## Given exercise
Write out the records beneath this line exactly as they appear, minus any images.

Records excerpted from a collection:
****************************************

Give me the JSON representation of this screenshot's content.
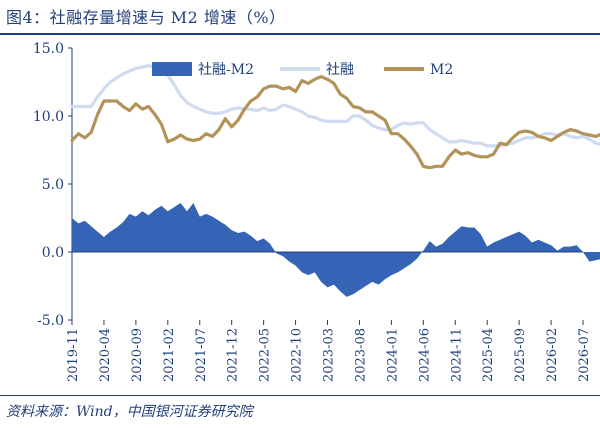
{
  "title": "图4：社融存量增速与 M2 增速（%）",
  "source": "资料来源：Wind，中国银河证券研究院",
  "colors": {
    "bar": "#3563b5",
    "shrf": "#cfdcf0",
    "m2": "#b4935a",
    "axis": "#1f3f7a",
    "text": "#1f3f7a"
  },
  "chart_data": {
    "type": "line",
    "ylim": [
      -5,
      15
    ],
    "yticks": [
      "15.0",
      "10.0",
      "5.0",
      "0.0",
      "-5.0"
    ],
    "ytick_values": [
      15,
      10,
      5,
      0,
      -5
    ],
    "xticks": [
      "2019-11",
      "2020-04",
      "2020-09",
      "2021-02",
      "2021-07",
      "2021-12",
      "2022-05",
      "2022-10",
      "2023-03",
      "2023-08",
      "2024-01",
      "2024-06",
      "2024-11",
      "2025-04",
      "2025-09",
      "2026-02",
      "2026-07"
    ],
    "legend": {
      "placement": "top"
    },
    "series": [
      {
        "name": "社融-M2",
        "kind": "area",
        "values": [
          2.5,
          2.1,
          2.3,
          1.9,
          1.5,
          1.1,
          1.5,
          1.8,
          2.2,
          2.8,
          2.6,
          3.0,
          2.7,
          3.1,
          3.4,
          3.0,
          3.3,
          3.6,
          3.0,
          3.6,
          2.6,
          2.8,
          2.6,
          2.3,
          2.0,
          1.6,
          1.4,
          1.5,
          1.2,
          0.8,
          1.0,
          0.6,
          -0.1,
          -0.3,
          -0.7,
          -1.0,
          -1.5,
          -1.7,
          -1.5,
          -2.2,
          -2.6,
          -2.4,
          -2.9,
          -3.3,
          -3.1,
          -2.8,
          -2.5,
          -2.2,
          -2.4,
          -2.0,
          -1.7,
          -1.5,
          -1.2,
          -0.9,
          -0.5,
          0.1,
          0.8,
          0.4,
          0.6,
          1.1,
          1.5,
          1.9,
          1.8,
          1.8,
          1.3,
          0.4,
          0.7,
          0.9,
          1.1,
          1.3,
          1.5,
          1.2,
          0.7,
          0.9,
          0.7,
          0.5,
          0.1,
          0.4,
          0.4,
          0.5,
          0.0,
          -0.7,
          -0.6,
          -0.5,
          -0.7,
          -0.8,
          -0.6,
          -0.3
        ],
        "start": "2019-11"
      },
      {
        "name": "社融",
        "kind": "line",
        "values": [
          10.7,
          10.7,
          10.7,
          10.7,
          11.4,
          12.0,
          12.5,
          12.8,
          13.1,
          13.3,
          13.5,
          13.6,
          13.7,
          13.6,
          13.3,
          13.0,
          12.3,
          11.5,
          11.0,
          10.7,
          10.5,
          10.3,
          10.2,
          10.2,
          10.3,
          10.5,
          10.6,
          10.5,
          10.5,
          10.4,
          10.6,
          10.4,
          10.5,
          10.8,
          10.7,
          10.5,
          10.3,
          10.0,
          9.9,
          9.7,
          9.6,
          9.6,
          9.6,
          9.6,
          10.0,
          10.0,
          9.7,
          9.3,
          9.1,
          9.0,
          9.0,
          9.3,
          9.5,
          9.4,
          9.5,
          9.5,
          9.0,
          8.7,
          8.4,
          8.1,
          8.1,
          8.2,
          8.1,
          8.0,
          8.0,
          7.8,
          7.8,
          7.8,
          7.9,
          8.0,
          8.2,
          8.4,
          8.4,
          8.5,
          8.7,
          8.7,
          8.6,
          8.7,
          8.5,
          8.4,
          8.5,
          8.3,
          8.0,
          7.9,
          7.8,
          7.7,
          7.5,
          7.4
        ],
        "start": "2019-11"
      },
      {
        "name": "M2",
        "kind": "line",
        "values": [
          8.2,
          8.7,
          8.4,
          8.8,
          10.1,
          11.1,
          11.1,
          11.1,
          10.7,
          10.4,
          10.9,
          10.5,
          10.7,
          10.1,
          9.4,
          8.1,
          8.3,
          8.6,
          8.3,
          8.2,
          8.3,
          8.7,
          8.5,
          9.0,
          9.8,
          9.2,
          9.7,
          10.5,
          11.1,
          11.4,
          12.0,
          12.2,
          12.2,
          12.0,
          12.1,
          11.8,
          12.6,
          12.4,
          12.7,
          12.9,
          12.7,
          12.4,
          11.6,
          11.3,
          10.7,
          10.6,
          10.3,
          10.3,
          10.0,
          9.7,
          8.7,
          8.7,
          8.3,
          7.8,
          7.2,
          6.3,
          6.2,
          6.3,
          6.3,
          7.0,
          7.5,
          7.2,
          7.3,
          7.1,
          7.0,
          7.0,
          7.2,
          8.0,
          7.9,
          8.4,
          8.8,
          8.9,
          8.8,
          8.5,
          8.4,
          8.2,
          8.5,
          8.8,
          9.0,
          8.9,
          8.7,
          8.6,
          8.5,
          8.7,
          8.6,
          8.1,
          7.9,
          7.7
        ],
        "start": "2019-11"
      }
    ]
  }
}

****************************************

## Answer to the exercise
Give me the JSON representation of this screenshot's content.
{
  "title": "图4：社融存量增速与 M2 增速（%）",
  "source": "资料来源：Wind，中国银河证券研究院",
  "colors": {
    "bar": "#3563b5",
    "shrf": "#cfdcf0",
    "m2": "#b4935a",
    "axis": "#1f3f7a",
    "text": "#1f3f7a"
  },
  "chart_data": {
    "type": "line",
    "ylim": [
      -5,
      15
    ],
    "yticks": [
      "15.0",
      "10.0",
      "5.0",
      "0.0",
      "-5.0"
    ],
    "ytick_values": [
      15,
      10,
      5,
      0,
      -5
    ],
    "xticks": [
      "2019-11",
      "2020-04",
      "2020-09",
      "2021-02",
      "2021-07",
      "2021-12",
      "2022-05",
      "2022-10",
      "2023-03",
      "2023-08",
      "2024-01",
      "2024-06",
      "2024-11",
      "2025-04",
      "2025-09",
      "2026-02",
      "2026-07"
    ],
    "legend": {
      "placement": "top"
    },
    "series": [
      {
        "name": "社融-M2",
        "kind": "area",
        "values": [
          2.5,
          2.1,
          2.3,
          1.9,
          1.5,
          1.1,
          1.5,
          1.8,
          2.2,
          2.8,
          2.6,
          3.0,
          2.7,
          3.1,
          3.4,
          3.0,
          3.3,
          3.6,
          3.0,
          3.6,
          2.6,
          2.8,
          2.6,
          2.3,
          2.0,
          1.6,
          1.4,
          1.5,
          1.2,
          0.8,
          1.0,
          0.6,
          -0.1,
          -0.3,
          -0.7,
          -1.0,
          -1.5,
          -1.7,
          -1.5,
          -2.2,
          -2.6,
          -2.4,
          -2.9,
          -3.3,
          -3.1,
          -2.8,
          -2.5,
          -2.2,
          -2.4,
          -2.0,
          -1.7,
          -1.5,
          -1.2,
          -0.9,
          -0.5,
          0.1,
          0.8,
          0.4,
          0.6,
          1.1,
          1.5,
          1.9,
          1.8,
          1.8,
          1.3,
          0.4,
          0.7,
          0.9,
          1.1,
          1.3,
          1.5,
          1.2,
          0.7,
          0.9,
          0.7,
          0.5,
          0.1,
          0.4,
          0.4,
          0.5,
          0.0,
          -0.7,
          -0.6,
          -0.5,
          -0.7,
          -0.8,
          -0.6,
          -0.3
        ],
        "start": "2019-11"
      },
      {
        "name": "社融",
        "kind": "line",
        "values": [
          10.7,
          10.7,
          10.7,
          10.7,
          11.4,
          12.0,
          12.5,
          12.8,
          13.1,
          13.3,
          13.5,
          13.6,
          13.7,
          13.6,
          13.3,
          13.0,
          12.3,
          11.5,
          11.0,
          10.7,
          10.5,
          10.3,
          10.2,
          10.2,
          10.3,
          10.5,
          10.6,
          10.5,
          10.5,
          10.4,
          10.6,
          10.4,
          10.5,
          10.8,
          10.7,
          10.5,
          10.3,
          10.0,
          9.9,
          9.7,
          9.6,
          9.6,
          9.6,
          9.6,
          10.0,
          10.0,
          9.7,
          9.3,
          9.1,
          9.0,
          9.0,
          9.3,
          9.5,
          9.4,
          9.5,
          9.5,
          9.0,
          8.7,
          8.4,
          8.1,
          8.1,
          8.2,
          8.1,
          8.0,
          8.0,
          7.8,
          7.8,
          7.8,
          7.9,
          8.0,
          8.2,
          8.4,
          8.4,
          8.5,
          8.7,
          8.7,
          8.6,
          8.7,
          8.5,
          8.4,
          8.5,
          8.3,
          8.0,
          7.9,
          7.8,
          7.7,
          7.5,
          7.4
        ],
        "start": "2019-11"
      },
      {
        "name": "M2",
        "kind": "line",
        "values": [
          8.2,
          8.7,
          8.4,
          8.8,
          10.1,
          11.1,
          11.1,
          11.1,
          10.7,
          10.4,
          10.9,
          10.5,
          10.7,
          10.1,
          9.4,
          8.1,
          8.3,
          8.6,
          8.3,
          8.2,
          8.3,
          8.7,
          8.5,
          9.0,
          9.8,
          9.2,
          9.7,
          10.5,
          11.1,
          11.4,
          12.0,
          12.2,
          12.2,
          12.0,
          12.1,
          11.8,
          12.6,
          12.4,
          12.7,
          12.9,
          12.7,
          12.4,
          11.6,
          11.3,
          10.7,
          10.6,
          10.3,
          10.3,
          10.0,
          9.7,
          8.7,
          8.7,
          8.3,
          7.8,
          7.2,
          6.3,
          6.2,
          6.3,
          6.3,
          7.0,
          7.5,
          7.2,
          7.3,
          7.1,
          7.0,
          7.0,
          7.2,
          8.0,
          7.9,
          8.4,
          8.8,
          8.9,
          8.8,
          8.5,
          8.4,
          8.2,
          8.5,
          8.8,
          9.0,
          8.9,
          8.7,
          8.6,
          8.5,
          8.7,
          8.6,
          8.1,
          7.9,
          7.7
        ],
        "start": "2019-11"
      }
    ]
  }
}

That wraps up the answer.